## What you will do
Reproduce each line of the material precisely.

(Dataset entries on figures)
'''

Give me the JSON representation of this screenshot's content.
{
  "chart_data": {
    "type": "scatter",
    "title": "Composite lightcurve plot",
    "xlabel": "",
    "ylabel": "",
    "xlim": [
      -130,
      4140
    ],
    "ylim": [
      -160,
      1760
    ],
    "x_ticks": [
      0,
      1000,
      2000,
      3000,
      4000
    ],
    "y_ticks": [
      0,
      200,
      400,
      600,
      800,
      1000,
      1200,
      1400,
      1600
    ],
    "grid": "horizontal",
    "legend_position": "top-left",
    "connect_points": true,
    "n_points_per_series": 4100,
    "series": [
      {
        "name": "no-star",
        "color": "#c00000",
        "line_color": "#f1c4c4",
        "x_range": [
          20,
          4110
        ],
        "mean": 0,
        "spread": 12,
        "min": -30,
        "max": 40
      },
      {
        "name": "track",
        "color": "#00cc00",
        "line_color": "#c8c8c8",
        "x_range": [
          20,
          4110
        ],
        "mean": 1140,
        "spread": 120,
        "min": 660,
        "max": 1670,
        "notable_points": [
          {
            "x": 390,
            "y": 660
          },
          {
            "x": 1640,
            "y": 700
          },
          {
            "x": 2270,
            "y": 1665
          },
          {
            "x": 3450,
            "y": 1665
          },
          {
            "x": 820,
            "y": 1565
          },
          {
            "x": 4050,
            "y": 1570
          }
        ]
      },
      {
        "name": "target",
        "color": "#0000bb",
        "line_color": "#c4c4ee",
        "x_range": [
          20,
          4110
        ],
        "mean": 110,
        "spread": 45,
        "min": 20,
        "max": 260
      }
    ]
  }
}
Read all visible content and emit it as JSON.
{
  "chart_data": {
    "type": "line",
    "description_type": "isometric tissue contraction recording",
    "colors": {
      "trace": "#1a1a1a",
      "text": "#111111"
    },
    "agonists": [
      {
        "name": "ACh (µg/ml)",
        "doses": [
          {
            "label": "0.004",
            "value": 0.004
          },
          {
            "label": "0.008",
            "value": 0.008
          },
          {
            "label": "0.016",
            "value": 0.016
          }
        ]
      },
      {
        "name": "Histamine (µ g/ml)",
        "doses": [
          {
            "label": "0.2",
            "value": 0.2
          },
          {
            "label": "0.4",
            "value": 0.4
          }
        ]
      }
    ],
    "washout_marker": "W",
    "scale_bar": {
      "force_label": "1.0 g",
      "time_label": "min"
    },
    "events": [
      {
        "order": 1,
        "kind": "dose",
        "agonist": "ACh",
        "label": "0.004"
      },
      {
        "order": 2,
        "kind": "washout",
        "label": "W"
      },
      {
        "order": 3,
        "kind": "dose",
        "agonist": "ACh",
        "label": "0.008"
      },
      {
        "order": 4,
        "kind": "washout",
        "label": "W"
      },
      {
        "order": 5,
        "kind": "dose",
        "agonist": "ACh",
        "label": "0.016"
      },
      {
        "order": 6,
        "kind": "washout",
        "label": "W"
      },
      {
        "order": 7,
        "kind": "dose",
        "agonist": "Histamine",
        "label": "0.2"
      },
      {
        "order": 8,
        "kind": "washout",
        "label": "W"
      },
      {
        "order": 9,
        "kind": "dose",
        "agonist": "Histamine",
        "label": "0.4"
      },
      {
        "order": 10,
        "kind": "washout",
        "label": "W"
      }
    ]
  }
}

'''

## Solution
Give me the JSON representation of this screenshot's content.
{
  "chart_data": {
    "type": "scatter",
    "title": "Composite lightcurve plot",
    "xlabel": "",
    "ylabel": "",
    "xlim": [
      -130,
      4140
    ],
    "ylim": [
      -160,
      1760
    ],
    "x_ticks": [
      0,
      1000,
      2000,
      3000,
      4000
    ],
    "y_ticks": [
      0,
      200,
      400,
      600,
      800,
      1000,
      1200,
      1400,
      1600
    ],
    "grid": "horizontal",
    "legend_position": "top-left",
    "connect_points": true,
    "n_points_per_series": 4100,
    "series": [
      {
        "name": "no-star",
        "color": "#c00000",
        "line_color": "#f1c4c4",
        "x_range": [
          20,
          4110
        ],
        "mean": 0,
        "spread": 12,
        "min": -30,
        "max": 40
      },
      {
        "name": "track",
        "color": "#00cc00",
        "line_color": "#c8c8c8",
        "x_range": [
          20,
          4110
        ],
        "mean": 1140,
        "spread": 120,
        "min": 660,
        "max": 1670,
        "notable_points": [
          {
            "x": 390,
            "y": 660
          },
          {
            "x": 1640,
            "y": 700
          },
          {
            "x": 2270,
            "y": 1665
          },
          {
            "x": 3450,
            "y": 1665
          },
          {
            "x": 820,
            "y": 1565
          },
          {
            "x": 4050,
            "y": 1570
          }
        ]
      },
      {
        "name": "target",
        "color": "#0000bb",
        "line_color": "#c4c4ee",
        "x_range": [
          20,
          4110
        ],
        "mean": 110,
        "spread": 45,
        "min": 20,
        "max": 260
      }
    ]
  }
}
Read all visible content and emit it as JSON.
{
  "chart_data": {
    "type": "line",
    "description_type": "isometric tissue contraction recording",
    "colors": {
      "trace": "#1a1a1a",
      "text": "#111111"
    },
    "agonists": [
      {
        "name": "ACh (µg/ml)",
        "doses": [
          {
            "label": "0.004",
            "value": 0.004
          },
          {
            "label": "0.008",
            "value": 0.008
          },
          {
            "label": "0.016",
            "value": 0.016
          }
        ]
      },
      {
        "name": "Histamine (µ g/ml)",
        "doses": [
          {
            "label": "0.2",
            "value": 0.2
          },
          {
            "label": "0.4",
            "value": 0.4
          }
        ]
      }
    ],
    "washout_marker": "W",
    "scale_bar": {
      "force_label": "1.0 g",
      "time_label": "min"
    },
    "events": [
      {
        "order": 1,
        "kind": "dose",
        "agonist": "ACh",
        "label": "0.004"
      },
      {
        "order": 2,
        "kind": "washout",
        "label": "W"
      },
      {
        "order": 3,
        "kind": "dose",
        "agonist": "ACh",
        "label": "0.008"
      },
      {
        "order": 4,
        "kind": "washout",
        "label": "W"
      },
      {
        "order": 5,
        "kind": "dose",
        "agonist": "ACh",
        "label": "0.016"
      },
      {
        "order": 6,
        "kind": "washout",
        "label": "W"
      },
      {
        "order": 7,
        "kind": "dose",
        "agonist": "Histamine",
        "label": "0.2"
      },
      {
        "order": 8,
        "kind": "washout",
        "label": "W"
      },
      {
        "order": 9,
        "kind": "dose",
        "agonist": "Histamine",
        "label": "0.4"
      },
      {
        "order": 10,
        "kind": "washout",
        "label": "W"
      }
    ]
  }
}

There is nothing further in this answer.